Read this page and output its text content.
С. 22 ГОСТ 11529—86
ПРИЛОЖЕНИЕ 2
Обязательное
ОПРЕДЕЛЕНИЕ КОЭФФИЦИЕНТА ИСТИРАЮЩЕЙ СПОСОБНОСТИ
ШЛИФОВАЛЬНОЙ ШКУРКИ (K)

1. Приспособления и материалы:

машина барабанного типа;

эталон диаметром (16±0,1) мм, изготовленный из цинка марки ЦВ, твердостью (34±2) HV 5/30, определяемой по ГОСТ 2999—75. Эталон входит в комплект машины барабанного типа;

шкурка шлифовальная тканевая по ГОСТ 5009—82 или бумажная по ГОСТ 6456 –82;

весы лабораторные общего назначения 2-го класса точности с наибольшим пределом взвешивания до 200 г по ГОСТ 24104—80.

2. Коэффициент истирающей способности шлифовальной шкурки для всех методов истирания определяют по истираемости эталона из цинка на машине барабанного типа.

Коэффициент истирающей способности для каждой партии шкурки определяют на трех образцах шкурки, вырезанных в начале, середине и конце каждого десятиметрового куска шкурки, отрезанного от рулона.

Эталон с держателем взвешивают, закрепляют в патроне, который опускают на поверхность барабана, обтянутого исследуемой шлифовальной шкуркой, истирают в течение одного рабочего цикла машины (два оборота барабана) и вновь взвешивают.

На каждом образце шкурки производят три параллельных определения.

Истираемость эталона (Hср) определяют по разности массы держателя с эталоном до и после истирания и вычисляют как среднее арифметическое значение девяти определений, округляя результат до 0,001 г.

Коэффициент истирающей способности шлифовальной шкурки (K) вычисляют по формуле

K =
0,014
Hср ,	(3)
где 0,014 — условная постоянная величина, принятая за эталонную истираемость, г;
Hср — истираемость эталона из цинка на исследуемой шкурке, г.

========

_Stated task_
Output the listing above word for word.

_Written reply_
Read this page and output its text content.
С. 22 ГОСТ 11529—86
ПРИЛОЖЕНИЕ 2
Обязательное
ОПРЕДЕЛЕНИЕ КОЭФФИЦИЕНТА ИСТИРАЮЩЕЙ СПОСОБНОСТИ
ШЛИФОВАЛЬНОЙ ШКУРКИ (K)

1. Приспособления и материалы:

машина барабанного типа;

эталон диаметром (16±0,1) мм, изготовленный из цинка марки ЦВ, твердостью (34±2) HV 5/30, определяемой по ГОСТ 2999—75. Эталон входит в комплект машины барабанного типа;

шкурка шлифовальная тканевая по ГОСТ 5009—82 или бумажная по ГОСТ 6456 –82;

весы лабораторные общего назначения 2-го класса точности с наибольшим пределом взвешивания до 200 г по ГОСТ 24104—80.

2. Коэффициент истирающей способности шлифовальной шкурки для всех методов истирания определяют по истираемости эталона из цинка на машине барабанного типа.

Коэффициент истирающей способности для каждой партии шкурки определяют на трех образцах шкурки, вырезанных в начале, середине и конце каждого десятиметрового куска шкурки, отрезанного от рулона.

Эталон с держателем взвешивают, закрепляют в патроне, который опускают на поверхность барабана, обтянутого исследуемой шлифовальной шкуркой, истирают в течение одного рабочего цикла машины (два оборота барабана) и вновь взвешивают.

На каждом образце шкурки производят три параллельных определения.

Истираемость эталона (Hср) определяют по разности массы держателя с эталоном до и после истирания и вычисляют как среднее арифметическое значение девяти определений, округляя результат до 0,001 г.

Коэффициент истирающей способности шлифовальной шкурки (K) вычисляют по формуле

K =
0,014
Hср ,	(3)
где 0,014 — условная постоянная величина, принятая за эталонную истираемость, г;
Hср — истираемость эталона из цинка на исследуемой шкурке, г.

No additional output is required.